Leave every picture out and write out the records below exactly.

----

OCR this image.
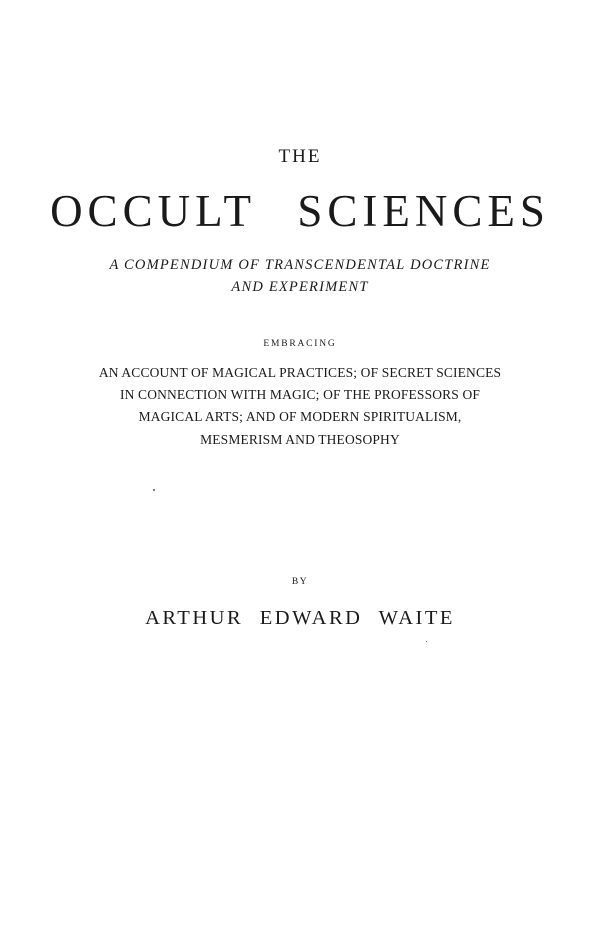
THE
OCCULT SCIENCES
A COMPENDIUM OF TRANSCENDENTAL DOCTRINE
AND EXPERIMENT
EMBRACING
AN ACCOUNT OF MAGICAL PRACTICES; OF SECRET SCIENCES
IN CONNECTION WITH MAGIC; OF THE PROFESSORS OF
MAGICAL ARTS; AND OF MODERN SPIRITUALISM,
MESMERISM AND THEOSOPHY
BY
ARTHUR EDWARD WAITE
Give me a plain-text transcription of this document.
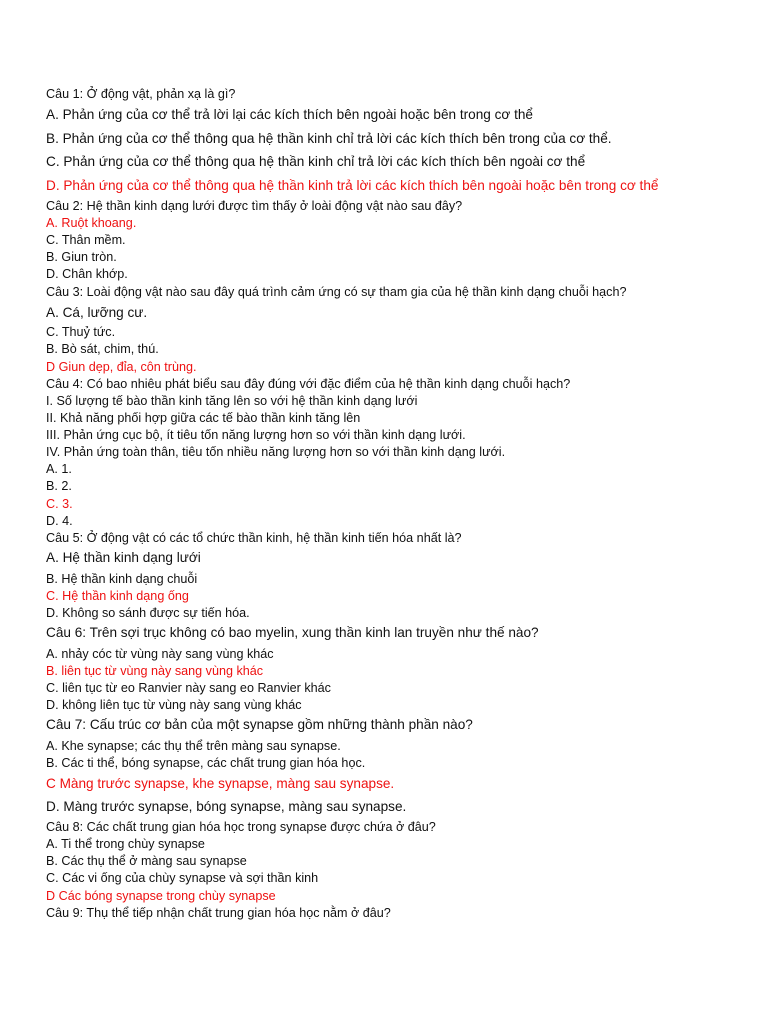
Câu 1: Ở động vật, phản xạ là gì?
A. Phản ứng của cơ thể trả lời lại các kích thích bên ngoài hoặc bên trong cơ thể
B. Phản ứng của cơ thể thông qua hệ thần kinh chỉ trả lời các kích thích bên trong của cơ thể.
C. Phản ứng của cơ thể thông qua hệ thần kinh chỉ trả lời các kích thích bên ngoài cơ thể
D. Phản ứng của cơ thể thông qua hệ thần kinh trả lời các kích thích bên ngoài hoặc bên trong cơ thể
Câu 2: Hệ thần kinh dạng lưới được tìm thấy ở loài động vật nào sau đây?
A. Ruột khoang.
C. Thân mềm.
B. Giun tròn.
D. Chân khớp.
Câu 3: Loài động vật nào sau đây quá trình cảm ứng có sự tham gia của hệ thần kinh dạng chuỗi hạch?
A. Cá, lưỡng cư.
C. Thuỷ tức.
B. Bò sát, chim, thú.
D Giun dẹp, đỉa, côn trùng.
Câu 4: Có bao nhiêu phát biểu sau đây đúng với đặc điểm của hệ thần kinh dạng chuỗi hạch?
I. Số lượng tế bào thần kinh tăng lên so với hệ thần kinh dạng lưới
II. Khả năng phối hợp giữa các tế bào thần kinh tăng lên
III. Phản ứng cục bộ, ít tiêu tốn năng lượng hơn so với thần kinh dạng lưới.
IV. Phản ứng toàn thân, tiêu tốn nhiều năng lượng hơn so với thần kinh dạng lưới.
A. 1.
B. 2.
C. 3.
D. 4.
Câu 5: Ở động vật có các tổ chức thần kinh, hệ thần kinh tiến hóa nhất là?
A. Hệ thần kinh dạng lưới
B. Hệ thần kinh dạng chuỗi
C. Hệ thần kinh dạng ống
D. Không so sánh được sự tiến hóa.
Câu 6: Trên sợi trục không có bao myelin, xung thần kinh lan truyền như thế nào?
A. nhảy cóc từ vùng này sang vùng khác
B. liên tục từ vùng này sang vùng khác
C. liên tục từ eo Ranvier này sang eo Ranvier khác
D. không liên tục từ vùng này sang vùng khác
Câu 7: Cấu trúc cơ bản của một synapse gồm những thành phần nào?
A. Khe synapse; các thụ thể trên màng sau synapse.
B. Các ti thể, bóng synapse, các chất trung gian hóa học.
C Màng trước synapse, khe synapse, màng sau synapse.
D. Màng trước synapse, bóng synapse, màng sau synapse.
Câu 8: Các chất trung gian hóa học trong synapse được chứa ở đâu?
A. Ti thể trong chùy synapse
B. Các thụ thể ở màng sau synapse
C. Các vi ống của chùy synapse và sợi thần kinh
D Các bóng synapse trong chùy synapse
Câu 9: Thụ thể tiếp nhận chất trung gian hóa học nằm ở đâu?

----

## Response
OCR this image.
THE
OCCULT SCIENCES
A COMPENDIUM OF TRANSCENDENTAL DOCTRINE
AND EXPERIMENT
EMBRACING
AN ACCOUNT OF MAGICAL PRACTICES; OF SECRET SCIENCES
IN CONNECTION WITH MAGIC; OF THE PROFESSORS OF
MAGICAL ARTS; AND OF MODERN SPIRITUALISM,
MESMERISM AND THEOSOPHY
BY
ARTHUR EDWARD WAITE
Give me a plain-text transcription of this document.
Câu 1: Ở động vật, phản xạ là gì?
A. Phản ứng của cơ thể trả lời lại các kích thích bên ngoài hoặc bên trong cơ thể
B. Phản ứng của cơ thể thông qua hệ thần kinh chỉ trả lời các kích thích bên trong của cơ thể.
C. Phản ứng của cơ thể thông qua hệ thần kinh chỉ trả lời các kích thích bên ngoài cơ thể
D. Phản ứng của cơ thể thông qua hệ thần kinh trả lời các kích thích bên ngoài hoặc bên trong cơ thể
Câu 2: Hệ thần kinh dạng lưới được tìm thấy ở loài động vật nào sau đây?
A. Ruột khoang.
C. Thân mềm.
B. Giun tròn.
D. Chân khớp.
Câu 3: Loài động vật nào sau đây quá trình cảm ứng có sự tham gia của hệ thần kinh dạng chuỗi hạch?
A. Cá, lưỡng cư.
C. Thuỷ tức.
B. Bò sát, chim, thú.
D Giun dẹp, đỉa, côn trùng.
Câu 4: Có bao nhiêu phát biểu sau đây đúng với đặc điểm của hệ thần kinh dạng chuỗi hạch?
I. Số lượng tế bào thần kinh tăng lên so với hệ thần kinh dạng lưới
II. Khả năng phối hợp giữa các tế bào thần kinh tăng lên
III. Phản ứng cục bộ, ít tiêu tốn năng lượng hơn so với thần kinh dạng lưới.
IV. Phản ứng toàn thân, tiêu tốn nhiều năng lượng hơn so với thần kinh dạng lưới.
A. 1.
B. 2.
C. 3.
D. 4.
Câu 5: Ở động vật có các tổ chức thần kinh, hệ thần kinh tiến hóa nhất là?
A. Hệ thần kinh dạng lưới
B. Hệ thần kinh dạng chuỗi
C. Hệ thần kinh dạng ống
D. Không so sánh được sự tiến hóa.
Câu 6: Trên sợi trục không có bao myelin, xung thần kinh lan truyền như thế nào?
A. nhảy cóc từ vùng này sang vùng khác
B. liên tục từ vùng này sang vùng khác
C. liên tục từ eo Ranvier này sang eo Ranvier khác
D. không liên tục từ vùng này sang vùng khác
Câu 7: Cấu trúc cơ bản của một synapse gồm những thành phần nào?
A. Khe synapse; các thụ thể trên màng sau synapse.
B. Các ti thể, bóng synapse, các chất trung gian hóa học.
C Màng trước synapse, khe synapse, màng sau synapse.
D. Màng trước synapse, bóng synapse, màng sau synapse.
Câu 8: Các chất trung gian hóa học trong synapse được chứa ở đâu?
A. Ti thể trong chùy synapse
B. Các thụ thể ở màng sau synapse
C. Các vi ống của chùy synapse và sợi thần kinh
D Các bóng synapse trong chùy synapse
Câu 9: Thụ thể tiếp nhận chất trung gian hóa học nằm ở đâu?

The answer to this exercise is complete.